→ **WHAT THE TASK REQUIRES**
Reproduce all the entries precisely.

→ **MATERIAL TO PROCESS**
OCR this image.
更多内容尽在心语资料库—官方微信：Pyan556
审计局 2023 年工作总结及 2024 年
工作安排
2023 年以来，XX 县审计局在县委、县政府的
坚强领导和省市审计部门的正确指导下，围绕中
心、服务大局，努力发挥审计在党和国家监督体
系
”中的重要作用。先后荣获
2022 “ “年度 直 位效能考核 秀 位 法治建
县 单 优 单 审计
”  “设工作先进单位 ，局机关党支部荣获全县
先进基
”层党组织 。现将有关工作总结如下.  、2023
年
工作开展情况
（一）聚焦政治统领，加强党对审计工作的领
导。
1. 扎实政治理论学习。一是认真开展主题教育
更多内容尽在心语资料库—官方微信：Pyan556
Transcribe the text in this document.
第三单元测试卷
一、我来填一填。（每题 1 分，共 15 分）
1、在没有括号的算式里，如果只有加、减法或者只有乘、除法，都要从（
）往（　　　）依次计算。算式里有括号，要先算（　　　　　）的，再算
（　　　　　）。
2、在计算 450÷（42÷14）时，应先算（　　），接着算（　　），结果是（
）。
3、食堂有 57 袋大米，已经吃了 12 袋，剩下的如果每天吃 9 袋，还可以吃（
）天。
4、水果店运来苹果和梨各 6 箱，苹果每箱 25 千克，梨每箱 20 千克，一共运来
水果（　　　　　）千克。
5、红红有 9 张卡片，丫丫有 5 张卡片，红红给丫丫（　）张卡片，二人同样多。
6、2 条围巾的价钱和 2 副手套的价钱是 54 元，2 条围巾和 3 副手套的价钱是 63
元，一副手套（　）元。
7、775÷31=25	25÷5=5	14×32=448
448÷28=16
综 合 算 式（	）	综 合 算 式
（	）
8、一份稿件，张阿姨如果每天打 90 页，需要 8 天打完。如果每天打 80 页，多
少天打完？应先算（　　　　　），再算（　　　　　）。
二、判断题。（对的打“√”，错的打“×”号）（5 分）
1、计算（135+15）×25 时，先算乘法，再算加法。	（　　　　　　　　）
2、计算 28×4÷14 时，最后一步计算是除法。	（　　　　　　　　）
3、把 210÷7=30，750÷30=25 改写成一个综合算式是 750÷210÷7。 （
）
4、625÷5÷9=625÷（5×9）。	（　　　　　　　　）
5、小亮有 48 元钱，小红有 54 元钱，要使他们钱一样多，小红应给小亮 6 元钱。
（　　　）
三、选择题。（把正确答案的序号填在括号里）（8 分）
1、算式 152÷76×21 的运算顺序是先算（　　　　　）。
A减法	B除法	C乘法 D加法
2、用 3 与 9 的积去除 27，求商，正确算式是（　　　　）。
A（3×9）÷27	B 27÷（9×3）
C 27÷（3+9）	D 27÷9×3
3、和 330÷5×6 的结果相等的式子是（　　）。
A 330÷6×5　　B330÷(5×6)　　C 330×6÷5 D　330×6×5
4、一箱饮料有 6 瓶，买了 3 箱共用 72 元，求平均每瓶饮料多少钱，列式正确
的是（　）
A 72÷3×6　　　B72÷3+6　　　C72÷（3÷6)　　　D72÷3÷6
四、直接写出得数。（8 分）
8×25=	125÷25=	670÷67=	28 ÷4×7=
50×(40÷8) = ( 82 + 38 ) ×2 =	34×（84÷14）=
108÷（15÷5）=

→ **TASK SOLUTION**
OCR this image.
更多内容尽在心语资料库—官方微信：Pyan556
审计局 2023 年工作总结及 2024 年
工作安排
2023 年以来，XX 县审计局在县委、县政府的
坚强领导和省市审计部门的正确指导下，围绕中
心、服务大局，努力发挥审计在党和国家监督体
系
”中的重要作用。先后荣获
2022 “ “年度 直 位效能考核 秀 位 法治建
县 单 优 单 审计
”  “设工作先进单位 ，局机关党支部荣获全县
先进基
”层党组织 。现将有关工作总结如下.  、2023
年
工作开展情况
（一）聚焦政治统领，加强党对审计工作的领
导。
1. 扎实政治理论学习。一是认真开展主题教育
更多内容尽在心语资料库—官方微信：Pyan556
Transcribe the text in this document.
第三单元测试卷
一、我来填一填。（每题 1 分，共 15 分）
1、在没有括号的算式里，如果只有加、减法或者只有乘、除法，都要从（
）往（　　　）依次计算。算式里有括号，要先算（　　　　　）的，再算
（　　　　　）。
2、在计算 450÷（42÷14）时，应先算（　　），接着算（　　），结果是（
）。
3、食堂有 57 袋大米，已经吃了 12 袋，剩下的如果每天吃 9 袋，还可以吃（
）天。
4、水果店运来苹果和梨各 6 箱，苹果每箱 25 千克，梨每箱 20 千克，一共运来
水果（　　　　　）千克。
5、红红有 9 张卡片，丫丫有 5 张卡片，红红给丫丫（　）张卡片，二人同样多。
6、2 条围巾的价钱和 2 副手套的价钱是 54 元，2 条围巾和 3 副手套的价钱是 63
元，一副手套（　）元。
7、775÷31=25	25÷5=5	14×32=448
448÷28=16
综 合 算 式（	）	综 合 算 式
（	）
8、一份稿件，张阿姨如果每天打 90 页，需要 8 天打完。如果每天打 80 页，多
少天打完？应先算（　　　　　），再算（　　　　　）。
二、判断题。（对的打“√”，错的打“×”号）（5 分）
1、计算（135+15）×25 时，先算乘法，再算加法。	（　　　　　　　　）
2、计算 28×4÷14 时，最后一步计算是除法。	（　　　　　　　　）
3、把 210÷7=30，750÷30=25 改写成一个综合算式是 750÷210÷7。 （
）
4、625÷5÷9=625÷（5×9）。	（　　　　　　　　）
5、小亮有 48 元钱，小红有 54 元钱，要使他们钱一样多，小红应给小亮 6 元钱。
（　　　）
三、选择题。（把正确答案的序号填在括号里）（8 分）
1、算式 152÷76×21 的运算顺序是先算（　　　　　）。
A减法	B除法	C乘法 D加法
2、用 3 与 9 的积去除 27，求商，正确算式是（　　　　）。
A（3×9）÷27	B 27÷（9×3）
C 27÷（3+9）	D 27÷9×3
3、和 330÷5×6 的结果相等的式子是（　　）。
A 330÷6×5　　B330÷(5×6)　　C 330×6÷5 D　330×6×5
4、一箱饮料有 6 瓶，买了 3 箱共用 72 元，求平均每瓶饮料多少钱，列式正确
的是（　）
A 72÷3×6　　　B72÷3+6　　　C72÷（3÷6)　　　D72÷3÷6
四、直接写出得数。（8 分）
8×25=	125÷25=	670÷67=	28 ÷4×7=
50×(40÷8) = ( 82 + 38 ) ×2 =	34×（84÷14）=
108÷（15÷5）=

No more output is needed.